-- Start of Excerpted records --

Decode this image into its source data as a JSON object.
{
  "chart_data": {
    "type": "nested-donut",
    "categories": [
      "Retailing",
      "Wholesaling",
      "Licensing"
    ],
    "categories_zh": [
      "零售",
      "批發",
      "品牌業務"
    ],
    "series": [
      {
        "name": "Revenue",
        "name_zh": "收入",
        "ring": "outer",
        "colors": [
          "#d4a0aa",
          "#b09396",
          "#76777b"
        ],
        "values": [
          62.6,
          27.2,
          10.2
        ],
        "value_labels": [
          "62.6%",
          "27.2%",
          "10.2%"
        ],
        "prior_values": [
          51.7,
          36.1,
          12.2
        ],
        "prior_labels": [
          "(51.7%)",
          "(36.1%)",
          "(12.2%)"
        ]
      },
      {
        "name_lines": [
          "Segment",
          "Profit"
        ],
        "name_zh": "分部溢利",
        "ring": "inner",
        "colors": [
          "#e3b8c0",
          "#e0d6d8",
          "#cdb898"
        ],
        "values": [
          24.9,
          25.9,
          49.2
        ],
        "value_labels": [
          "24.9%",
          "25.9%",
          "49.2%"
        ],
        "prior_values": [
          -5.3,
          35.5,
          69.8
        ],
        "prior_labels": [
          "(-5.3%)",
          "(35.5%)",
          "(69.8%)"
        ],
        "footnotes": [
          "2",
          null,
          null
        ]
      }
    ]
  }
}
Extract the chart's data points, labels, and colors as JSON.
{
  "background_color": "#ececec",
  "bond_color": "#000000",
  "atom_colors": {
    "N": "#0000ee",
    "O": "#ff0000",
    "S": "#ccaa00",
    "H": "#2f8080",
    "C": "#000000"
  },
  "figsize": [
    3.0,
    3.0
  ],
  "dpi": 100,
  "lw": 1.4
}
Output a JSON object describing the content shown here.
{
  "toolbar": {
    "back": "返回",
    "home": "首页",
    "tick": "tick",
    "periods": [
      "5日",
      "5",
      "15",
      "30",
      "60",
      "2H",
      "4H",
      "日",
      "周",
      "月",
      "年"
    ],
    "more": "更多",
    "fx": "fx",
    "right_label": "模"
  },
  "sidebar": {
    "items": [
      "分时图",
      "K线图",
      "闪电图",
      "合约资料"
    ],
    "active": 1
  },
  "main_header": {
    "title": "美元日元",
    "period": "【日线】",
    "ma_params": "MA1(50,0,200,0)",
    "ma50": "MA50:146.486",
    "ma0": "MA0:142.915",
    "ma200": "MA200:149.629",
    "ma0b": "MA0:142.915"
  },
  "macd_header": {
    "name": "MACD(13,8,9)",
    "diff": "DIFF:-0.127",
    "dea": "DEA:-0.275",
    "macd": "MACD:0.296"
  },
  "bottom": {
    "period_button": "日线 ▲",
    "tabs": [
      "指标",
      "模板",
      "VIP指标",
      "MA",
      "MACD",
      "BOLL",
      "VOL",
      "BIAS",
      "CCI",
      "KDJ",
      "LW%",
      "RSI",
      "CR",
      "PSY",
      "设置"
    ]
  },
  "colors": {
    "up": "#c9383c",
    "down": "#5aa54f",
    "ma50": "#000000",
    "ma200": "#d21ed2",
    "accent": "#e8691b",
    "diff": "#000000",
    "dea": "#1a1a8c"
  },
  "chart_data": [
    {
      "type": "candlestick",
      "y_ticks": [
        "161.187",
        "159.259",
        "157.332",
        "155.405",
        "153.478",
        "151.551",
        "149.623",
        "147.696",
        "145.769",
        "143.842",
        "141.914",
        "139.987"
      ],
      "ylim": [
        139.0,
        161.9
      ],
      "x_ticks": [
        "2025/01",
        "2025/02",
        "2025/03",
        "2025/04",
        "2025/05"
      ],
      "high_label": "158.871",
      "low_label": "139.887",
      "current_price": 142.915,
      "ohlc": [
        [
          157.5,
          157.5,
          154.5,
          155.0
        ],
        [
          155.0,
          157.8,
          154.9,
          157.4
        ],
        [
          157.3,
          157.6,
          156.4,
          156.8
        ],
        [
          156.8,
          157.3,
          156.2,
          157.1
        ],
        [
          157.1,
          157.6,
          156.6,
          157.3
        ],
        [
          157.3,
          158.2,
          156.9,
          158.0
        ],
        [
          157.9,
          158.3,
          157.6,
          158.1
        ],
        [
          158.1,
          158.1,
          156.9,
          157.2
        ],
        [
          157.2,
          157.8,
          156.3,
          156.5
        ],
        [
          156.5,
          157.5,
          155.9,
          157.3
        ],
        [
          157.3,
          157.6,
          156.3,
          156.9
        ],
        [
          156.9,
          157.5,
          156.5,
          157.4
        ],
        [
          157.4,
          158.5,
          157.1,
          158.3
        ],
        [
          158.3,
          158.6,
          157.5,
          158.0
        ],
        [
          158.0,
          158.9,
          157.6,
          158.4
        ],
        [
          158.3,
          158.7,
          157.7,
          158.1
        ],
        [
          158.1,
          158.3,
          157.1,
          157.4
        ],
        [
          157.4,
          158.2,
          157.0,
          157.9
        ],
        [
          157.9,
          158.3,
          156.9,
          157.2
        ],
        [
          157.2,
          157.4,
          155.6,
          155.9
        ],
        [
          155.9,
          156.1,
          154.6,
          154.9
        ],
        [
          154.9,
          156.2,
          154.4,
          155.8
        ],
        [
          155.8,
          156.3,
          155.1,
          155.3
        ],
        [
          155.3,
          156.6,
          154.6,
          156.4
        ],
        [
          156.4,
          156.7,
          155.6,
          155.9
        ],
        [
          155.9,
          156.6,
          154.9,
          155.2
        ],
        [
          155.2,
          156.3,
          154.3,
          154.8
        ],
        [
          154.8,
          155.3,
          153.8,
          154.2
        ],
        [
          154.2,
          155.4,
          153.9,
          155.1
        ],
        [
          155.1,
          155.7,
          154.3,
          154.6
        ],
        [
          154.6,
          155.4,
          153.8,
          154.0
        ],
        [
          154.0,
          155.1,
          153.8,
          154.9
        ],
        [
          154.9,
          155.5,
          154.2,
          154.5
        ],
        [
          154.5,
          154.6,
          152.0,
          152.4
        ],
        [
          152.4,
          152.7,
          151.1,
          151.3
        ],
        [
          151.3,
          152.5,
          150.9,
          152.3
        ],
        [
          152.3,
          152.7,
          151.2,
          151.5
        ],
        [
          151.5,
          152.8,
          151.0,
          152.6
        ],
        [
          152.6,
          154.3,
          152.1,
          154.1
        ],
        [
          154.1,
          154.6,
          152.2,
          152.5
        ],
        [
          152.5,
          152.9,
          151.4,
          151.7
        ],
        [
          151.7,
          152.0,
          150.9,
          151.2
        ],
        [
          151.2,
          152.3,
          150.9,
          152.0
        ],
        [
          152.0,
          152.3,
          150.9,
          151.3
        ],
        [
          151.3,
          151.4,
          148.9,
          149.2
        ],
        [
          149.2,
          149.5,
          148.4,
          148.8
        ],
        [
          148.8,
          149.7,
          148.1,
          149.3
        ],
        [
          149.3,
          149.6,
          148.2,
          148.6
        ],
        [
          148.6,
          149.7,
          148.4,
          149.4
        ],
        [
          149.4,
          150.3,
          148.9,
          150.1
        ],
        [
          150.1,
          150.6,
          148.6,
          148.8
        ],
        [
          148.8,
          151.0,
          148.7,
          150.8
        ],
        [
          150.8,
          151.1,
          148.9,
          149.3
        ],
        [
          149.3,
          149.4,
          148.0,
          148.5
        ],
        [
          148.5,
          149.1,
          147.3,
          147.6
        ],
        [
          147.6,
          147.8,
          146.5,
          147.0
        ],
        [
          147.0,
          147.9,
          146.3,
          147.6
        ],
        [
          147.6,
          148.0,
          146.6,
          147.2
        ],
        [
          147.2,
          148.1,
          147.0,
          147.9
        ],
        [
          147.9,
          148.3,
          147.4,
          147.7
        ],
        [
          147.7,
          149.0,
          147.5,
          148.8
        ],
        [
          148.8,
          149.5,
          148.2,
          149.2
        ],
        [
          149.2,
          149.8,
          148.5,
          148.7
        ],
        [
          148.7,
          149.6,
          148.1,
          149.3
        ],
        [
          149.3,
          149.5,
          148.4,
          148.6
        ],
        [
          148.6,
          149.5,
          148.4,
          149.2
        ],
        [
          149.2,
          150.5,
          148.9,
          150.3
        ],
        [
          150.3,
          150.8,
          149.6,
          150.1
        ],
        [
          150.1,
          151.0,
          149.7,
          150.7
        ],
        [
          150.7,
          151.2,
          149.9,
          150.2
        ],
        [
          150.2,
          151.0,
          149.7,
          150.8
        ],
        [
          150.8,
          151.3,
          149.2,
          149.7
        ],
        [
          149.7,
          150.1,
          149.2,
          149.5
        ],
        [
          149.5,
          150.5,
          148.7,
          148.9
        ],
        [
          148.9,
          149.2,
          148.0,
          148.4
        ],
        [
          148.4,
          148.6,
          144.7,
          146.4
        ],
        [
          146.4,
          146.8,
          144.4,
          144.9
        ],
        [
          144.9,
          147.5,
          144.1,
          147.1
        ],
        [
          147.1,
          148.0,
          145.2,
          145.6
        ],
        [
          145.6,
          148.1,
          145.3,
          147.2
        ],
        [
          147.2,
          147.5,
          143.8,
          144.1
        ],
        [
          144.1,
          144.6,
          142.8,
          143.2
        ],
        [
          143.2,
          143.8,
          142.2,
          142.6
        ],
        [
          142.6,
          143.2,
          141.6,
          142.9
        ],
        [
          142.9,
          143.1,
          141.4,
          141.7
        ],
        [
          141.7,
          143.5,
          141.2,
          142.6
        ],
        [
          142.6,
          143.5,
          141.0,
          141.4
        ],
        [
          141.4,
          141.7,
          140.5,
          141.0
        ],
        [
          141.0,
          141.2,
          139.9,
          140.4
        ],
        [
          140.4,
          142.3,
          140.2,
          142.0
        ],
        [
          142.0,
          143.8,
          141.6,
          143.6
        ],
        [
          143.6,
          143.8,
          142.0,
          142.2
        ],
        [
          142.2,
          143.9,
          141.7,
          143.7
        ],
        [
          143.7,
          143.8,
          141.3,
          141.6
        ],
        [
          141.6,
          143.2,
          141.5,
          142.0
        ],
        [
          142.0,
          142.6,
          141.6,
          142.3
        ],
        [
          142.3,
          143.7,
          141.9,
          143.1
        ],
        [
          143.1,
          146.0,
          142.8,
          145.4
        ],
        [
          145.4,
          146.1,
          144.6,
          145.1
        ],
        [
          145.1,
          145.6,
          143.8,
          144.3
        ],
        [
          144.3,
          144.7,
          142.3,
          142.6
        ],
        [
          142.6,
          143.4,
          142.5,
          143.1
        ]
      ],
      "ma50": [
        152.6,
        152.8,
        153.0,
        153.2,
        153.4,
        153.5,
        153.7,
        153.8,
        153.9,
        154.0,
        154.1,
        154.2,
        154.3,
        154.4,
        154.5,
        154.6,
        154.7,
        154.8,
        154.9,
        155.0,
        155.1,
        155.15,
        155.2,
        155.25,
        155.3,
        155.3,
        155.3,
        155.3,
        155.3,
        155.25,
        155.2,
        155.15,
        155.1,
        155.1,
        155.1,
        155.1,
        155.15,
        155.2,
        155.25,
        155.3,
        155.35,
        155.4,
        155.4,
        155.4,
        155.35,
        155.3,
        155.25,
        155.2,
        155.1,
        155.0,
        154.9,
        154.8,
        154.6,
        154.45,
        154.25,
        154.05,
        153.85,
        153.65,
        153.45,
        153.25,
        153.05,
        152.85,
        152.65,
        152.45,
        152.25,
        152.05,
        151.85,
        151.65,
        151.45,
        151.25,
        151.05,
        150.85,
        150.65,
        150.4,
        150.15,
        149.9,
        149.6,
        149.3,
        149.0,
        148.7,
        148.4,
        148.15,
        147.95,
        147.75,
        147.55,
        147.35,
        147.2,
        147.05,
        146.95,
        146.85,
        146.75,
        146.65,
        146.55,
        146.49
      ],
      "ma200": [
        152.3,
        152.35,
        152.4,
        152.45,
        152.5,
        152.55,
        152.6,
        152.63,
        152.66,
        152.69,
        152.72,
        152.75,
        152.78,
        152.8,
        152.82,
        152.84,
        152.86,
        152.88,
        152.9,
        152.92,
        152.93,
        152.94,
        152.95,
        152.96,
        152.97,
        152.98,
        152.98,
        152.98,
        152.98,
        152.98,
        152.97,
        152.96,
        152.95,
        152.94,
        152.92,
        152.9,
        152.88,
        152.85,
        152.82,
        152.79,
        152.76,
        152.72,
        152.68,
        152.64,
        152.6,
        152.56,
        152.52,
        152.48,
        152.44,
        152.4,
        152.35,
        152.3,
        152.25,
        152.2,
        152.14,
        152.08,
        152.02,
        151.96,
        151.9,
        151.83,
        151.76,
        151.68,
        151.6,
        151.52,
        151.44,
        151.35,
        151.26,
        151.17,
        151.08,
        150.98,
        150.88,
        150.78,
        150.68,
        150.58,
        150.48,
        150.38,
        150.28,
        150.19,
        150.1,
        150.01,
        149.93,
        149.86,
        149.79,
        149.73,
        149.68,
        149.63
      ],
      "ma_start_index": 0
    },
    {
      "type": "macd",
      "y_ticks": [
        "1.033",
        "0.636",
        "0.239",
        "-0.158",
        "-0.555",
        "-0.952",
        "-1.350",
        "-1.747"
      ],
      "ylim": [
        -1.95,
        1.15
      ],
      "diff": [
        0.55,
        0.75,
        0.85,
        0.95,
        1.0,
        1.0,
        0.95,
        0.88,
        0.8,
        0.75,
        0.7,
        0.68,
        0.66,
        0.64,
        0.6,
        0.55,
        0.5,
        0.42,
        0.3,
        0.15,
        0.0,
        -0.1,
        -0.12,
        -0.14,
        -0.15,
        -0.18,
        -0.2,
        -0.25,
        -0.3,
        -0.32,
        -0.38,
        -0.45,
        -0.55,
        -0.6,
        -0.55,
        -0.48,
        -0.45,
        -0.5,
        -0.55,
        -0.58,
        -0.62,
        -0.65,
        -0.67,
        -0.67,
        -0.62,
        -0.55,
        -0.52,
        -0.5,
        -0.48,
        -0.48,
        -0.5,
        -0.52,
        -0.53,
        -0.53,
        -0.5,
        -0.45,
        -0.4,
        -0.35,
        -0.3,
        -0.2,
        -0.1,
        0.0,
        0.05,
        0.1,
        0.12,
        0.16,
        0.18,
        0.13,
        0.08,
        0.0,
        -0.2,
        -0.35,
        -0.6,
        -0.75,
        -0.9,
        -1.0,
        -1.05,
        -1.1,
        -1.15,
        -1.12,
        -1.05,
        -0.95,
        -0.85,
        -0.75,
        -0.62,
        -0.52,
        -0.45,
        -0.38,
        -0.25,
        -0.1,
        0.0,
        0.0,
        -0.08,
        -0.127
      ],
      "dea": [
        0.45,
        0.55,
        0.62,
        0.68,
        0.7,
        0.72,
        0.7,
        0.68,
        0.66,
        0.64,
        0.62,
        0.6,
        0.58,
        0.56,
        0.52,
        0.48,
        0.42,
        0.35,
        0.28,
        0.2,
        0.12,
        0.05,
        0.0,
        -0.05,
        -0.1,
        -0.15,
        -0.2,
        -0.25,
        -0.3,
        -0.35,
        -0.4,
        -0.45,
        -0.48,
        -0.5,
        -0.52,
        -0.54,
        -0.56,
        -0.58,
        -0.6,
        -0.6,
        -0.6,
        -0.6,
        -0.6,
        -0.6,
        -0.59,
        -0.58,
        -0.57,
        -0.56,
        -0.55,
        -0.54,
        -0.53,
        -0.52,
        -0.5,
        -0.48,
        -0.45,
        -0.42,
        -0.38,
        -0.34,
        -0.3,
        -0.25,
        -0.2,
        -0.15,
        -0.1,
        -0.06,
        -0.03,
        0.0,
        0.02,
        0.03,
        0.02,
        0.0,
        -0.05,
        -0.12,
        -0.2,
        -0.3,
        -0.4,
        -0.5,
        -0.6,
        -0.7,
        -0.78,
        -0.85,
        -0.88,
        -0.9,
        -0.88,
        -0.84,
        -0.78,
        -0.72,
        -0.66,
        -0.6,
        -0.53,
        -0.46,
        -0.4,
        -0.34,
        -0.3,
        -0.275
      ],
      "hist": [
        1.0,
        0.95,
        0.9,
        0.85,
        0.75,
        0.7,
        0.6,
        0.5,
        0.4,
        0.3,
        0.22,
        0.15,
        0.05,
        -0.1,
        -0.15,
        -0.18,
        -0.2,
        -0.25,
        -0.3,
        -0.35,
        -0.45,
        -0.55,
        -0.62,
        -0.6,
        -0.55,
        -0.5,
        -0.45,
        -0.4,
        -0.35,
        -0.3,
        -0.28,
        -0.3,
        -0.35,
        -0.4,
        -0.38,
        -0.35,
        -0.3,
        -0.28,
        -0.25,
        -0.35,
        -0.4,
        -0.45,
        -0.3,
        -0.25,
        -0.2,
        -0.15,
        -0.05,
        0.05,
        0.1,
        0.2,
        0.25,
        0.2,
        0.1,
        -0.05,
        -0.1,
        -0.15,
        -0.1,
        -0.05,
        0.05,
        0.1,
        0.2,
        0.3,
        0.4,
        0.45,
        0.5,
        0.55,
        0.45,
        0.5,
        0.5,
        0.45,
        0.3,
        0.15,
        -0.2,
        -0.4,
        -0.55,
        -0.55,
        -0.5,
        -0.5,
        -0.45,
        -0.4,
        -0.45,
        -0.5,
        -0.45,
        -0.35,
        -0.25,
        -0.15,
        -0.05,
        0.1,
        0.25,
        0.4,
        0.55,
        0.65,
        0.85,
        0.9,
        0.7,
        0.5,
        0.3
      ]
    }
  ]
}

-- End of Excerpted records --

Exercise: Search the listing above for the string "JSON". Copy every line that contains it.

Written answer:
Decode this image into its source data as a JSON object.
Extract the chart's data points, labels, and colors as JSON.
Output a JSON object describing the content shown here.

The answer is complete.